=== DATA EXCERPTS ===

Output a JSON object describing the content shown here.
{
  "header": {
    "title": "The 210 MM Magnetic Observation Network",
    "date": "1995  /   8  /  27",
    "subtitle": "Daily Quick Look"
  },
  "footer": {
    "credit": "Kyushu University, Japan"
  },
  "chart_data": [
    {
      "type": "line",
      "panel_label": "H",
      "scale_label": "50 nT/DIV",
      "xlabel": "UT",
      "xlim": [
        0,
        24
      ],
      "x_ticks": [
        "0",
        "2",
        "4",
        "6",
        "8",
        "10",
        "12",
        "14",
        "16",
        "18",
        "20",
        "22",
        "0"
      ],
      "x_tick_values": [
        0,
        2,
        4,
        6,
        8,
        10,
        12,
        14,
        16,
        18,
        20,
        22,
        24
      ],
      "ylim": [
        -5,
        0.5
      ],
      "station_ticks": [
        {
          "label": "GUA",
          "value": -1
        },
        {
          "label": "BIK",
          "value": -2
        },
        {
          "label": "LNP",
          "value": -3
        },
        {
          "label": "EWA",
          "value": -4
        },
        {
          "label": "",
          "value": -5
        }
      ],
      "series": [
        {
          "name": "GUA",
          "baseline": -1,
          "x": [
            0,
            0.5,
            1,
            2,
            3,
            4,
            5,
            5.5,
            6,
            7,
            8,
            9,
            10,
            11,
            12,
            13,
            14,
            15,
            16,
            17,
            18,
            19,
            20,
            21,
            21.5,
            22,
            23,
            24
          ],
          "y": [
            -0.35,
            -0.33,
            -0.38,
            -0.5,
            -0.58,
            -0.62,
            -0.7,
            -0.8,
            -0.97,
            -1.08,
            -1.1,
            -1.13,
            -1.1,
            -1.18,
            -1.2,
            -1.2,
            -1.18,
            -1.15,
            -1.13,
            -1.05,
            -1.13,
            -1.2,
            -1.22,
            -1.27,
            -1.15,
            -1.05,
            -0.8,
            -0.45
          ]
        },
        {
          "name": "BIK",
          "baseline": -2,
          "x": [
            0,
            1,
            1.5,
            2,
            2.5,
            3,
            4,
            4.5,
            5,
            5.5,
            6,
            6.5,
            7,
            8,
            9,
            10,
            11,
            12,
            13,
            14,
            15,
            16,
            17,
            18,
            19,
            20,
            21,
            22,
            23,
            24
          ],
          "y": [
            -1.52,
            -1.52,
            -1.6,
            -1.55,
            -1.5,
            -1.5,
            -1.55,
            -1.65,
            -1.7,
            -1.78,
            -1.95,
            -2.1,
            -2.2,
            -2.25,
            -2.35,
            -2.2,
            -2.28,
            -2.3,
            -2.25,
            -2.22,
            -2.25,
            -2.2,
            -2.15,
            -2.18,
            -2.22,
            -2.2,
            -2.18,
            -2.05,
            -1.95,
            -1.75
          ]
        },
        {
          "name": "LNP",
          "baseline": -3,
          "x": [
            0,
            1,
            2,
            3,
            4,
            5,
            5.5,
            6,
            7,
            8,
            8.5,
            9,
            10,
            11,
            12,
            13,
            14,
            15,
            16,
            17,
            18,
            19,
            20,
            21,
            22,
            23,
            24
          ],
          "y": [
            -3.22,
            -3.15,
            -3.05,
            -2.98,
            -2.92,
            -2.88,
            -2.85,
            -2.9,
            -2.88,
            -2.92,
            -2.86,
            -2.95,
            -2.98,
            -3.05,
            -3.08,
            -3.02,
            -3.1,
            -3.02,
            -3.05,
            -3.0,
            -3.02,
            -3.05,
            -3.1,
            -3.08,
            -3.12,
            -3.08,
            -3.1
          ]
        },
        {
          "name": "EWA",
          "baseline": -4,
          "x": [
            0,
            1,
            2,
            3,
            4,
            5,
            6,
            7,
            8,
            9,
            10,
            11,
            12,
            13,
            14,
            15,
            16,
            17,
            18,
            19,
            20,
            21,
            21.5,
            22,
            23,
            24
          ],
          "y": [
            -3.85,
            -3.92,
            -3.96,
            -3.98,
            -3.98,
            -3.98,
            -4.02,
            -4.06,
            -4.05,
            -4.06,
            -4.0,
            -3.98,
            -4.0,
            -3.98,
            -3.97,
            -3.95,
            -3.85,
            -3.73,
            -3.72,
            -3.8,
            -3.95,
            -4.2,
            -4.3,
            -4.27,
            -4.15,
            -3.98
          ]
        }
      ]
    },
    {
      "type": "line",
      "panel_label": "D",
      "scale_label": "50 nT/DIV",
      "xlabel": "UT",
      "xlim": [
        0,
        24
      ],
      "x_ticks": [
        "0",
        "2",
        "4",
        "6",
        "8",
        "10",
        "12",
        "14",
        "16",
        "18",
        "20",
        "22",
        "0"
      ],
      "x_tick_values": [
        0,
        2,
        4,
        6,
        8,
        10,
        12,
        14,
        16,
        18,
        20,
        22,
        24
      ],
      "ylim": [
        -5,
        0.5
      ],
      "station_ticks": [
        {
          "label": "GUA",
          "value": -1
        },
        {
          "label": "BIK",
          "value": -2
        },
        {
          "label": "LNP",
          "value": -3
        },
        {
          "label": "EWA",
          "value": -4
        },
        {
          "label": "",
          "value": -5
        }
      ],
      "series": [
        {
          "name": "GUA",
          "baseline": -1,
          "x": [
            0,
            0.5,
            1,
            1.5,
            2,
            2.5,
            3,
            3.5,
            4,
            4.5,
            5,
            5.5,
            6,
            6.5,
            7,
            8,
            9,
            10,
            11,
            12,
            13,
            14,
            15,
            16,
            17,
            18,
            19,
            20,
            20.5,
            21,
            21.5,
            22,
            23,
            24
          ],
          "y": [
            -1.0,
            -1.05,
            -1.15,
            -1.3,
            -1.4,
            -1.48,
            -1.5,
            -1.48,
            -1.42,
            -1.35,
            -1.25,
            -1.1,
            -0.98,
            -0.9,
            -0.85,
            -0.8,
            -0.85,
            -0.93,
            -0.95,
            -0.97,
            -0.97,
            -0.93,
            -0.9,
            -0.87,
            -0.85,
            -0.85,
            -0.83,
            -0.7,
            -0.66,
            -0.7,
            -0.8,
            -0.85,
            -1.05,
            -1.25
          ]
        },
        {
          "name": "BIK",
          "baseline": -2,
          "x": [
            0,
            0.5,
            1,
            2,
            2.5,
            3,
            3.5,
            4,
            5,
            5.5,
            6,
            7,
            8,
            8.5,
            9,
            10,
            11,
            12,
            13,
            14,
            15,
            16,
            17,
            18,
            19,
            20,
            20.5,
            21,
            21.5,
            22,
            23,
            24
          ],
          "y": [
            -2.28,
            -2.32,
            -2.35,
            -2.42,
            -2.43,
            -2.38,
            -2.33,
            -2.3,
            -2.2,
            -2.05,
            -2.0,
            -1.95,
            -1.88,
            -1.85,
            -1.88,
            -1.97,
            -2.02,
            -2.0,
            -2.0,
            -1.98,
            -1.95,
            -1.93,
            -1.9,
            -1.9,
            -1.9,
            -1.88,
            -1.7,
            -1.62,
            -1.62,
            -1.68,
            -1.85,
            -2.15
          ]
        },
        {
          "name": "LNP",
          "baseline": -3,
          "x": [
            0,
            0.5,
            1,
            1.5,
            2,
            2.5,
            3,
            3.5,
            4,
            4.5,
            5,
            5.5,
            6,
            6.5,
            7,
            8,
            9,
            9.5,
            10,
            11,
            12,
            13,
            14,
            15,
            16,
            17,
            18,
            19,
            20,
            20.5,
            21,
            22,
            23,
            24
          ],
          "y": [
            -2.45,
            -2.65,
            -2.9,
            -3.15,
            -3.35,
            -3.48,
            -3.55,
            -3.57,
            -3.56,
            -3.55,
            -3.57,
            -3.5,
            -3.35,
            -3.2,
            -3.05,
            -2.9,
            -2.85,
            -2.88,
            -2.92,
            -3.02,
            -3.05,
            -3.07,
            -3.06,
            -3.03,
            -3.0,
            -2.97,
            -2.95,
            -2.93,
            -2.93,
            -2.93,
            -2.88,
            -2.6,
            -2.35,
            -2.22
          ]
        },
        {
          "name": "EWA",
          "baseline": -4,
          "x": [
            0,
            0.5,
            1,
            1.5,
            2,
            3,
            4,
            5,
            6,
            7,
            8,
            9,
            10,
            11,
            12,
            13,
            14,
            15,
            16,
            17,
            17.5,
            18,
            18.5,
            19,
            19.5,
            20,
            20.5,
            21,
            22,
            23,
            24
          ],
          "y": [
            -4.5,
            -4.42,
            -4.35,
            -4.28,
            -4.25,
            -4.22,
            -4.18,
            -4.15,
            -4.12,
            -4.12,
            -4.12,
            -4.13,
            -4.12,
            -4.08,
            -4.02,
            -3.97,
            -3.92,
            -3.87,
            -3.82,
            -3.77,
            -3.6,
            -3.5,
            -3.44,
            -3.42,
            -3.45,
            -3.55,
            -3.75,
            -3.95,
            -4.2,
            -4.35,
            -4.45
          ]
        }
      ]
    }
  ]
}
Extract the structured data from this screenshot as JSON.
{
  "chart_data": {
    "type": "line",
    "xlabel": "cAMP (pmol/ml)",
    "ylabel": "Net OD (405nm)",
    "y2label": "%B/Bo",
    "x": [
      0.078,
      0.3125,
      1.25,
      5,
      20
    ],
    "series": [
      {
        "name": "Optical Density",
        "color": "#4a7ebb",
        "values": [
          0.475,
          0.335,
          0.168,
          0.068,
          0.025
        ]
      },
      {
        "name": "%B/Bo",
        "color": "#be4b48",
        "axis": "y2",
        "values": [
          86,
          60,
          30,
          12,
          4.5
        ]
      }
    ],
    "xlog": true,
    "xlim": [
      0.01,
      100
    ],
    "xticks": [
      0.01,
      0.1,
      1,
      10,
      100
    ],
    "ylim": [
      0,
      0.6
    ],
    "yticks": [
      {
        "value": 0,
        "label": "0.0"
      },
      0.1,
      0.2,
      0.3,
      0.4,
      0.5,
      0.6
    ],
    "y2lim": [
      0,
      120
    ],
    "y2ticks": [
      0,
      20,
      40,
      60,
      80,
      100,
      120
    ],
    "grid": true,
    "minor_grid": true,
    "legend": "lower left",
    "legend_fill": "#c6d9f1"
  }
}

===

● **PROBLEM TO WORK ON**:
Return every line above that contains the word "JSON".

● **EXERCISE OUTPUT**:
Output a JSON object describing the content shown here.
Extract the structured data from this screenshot as JSON.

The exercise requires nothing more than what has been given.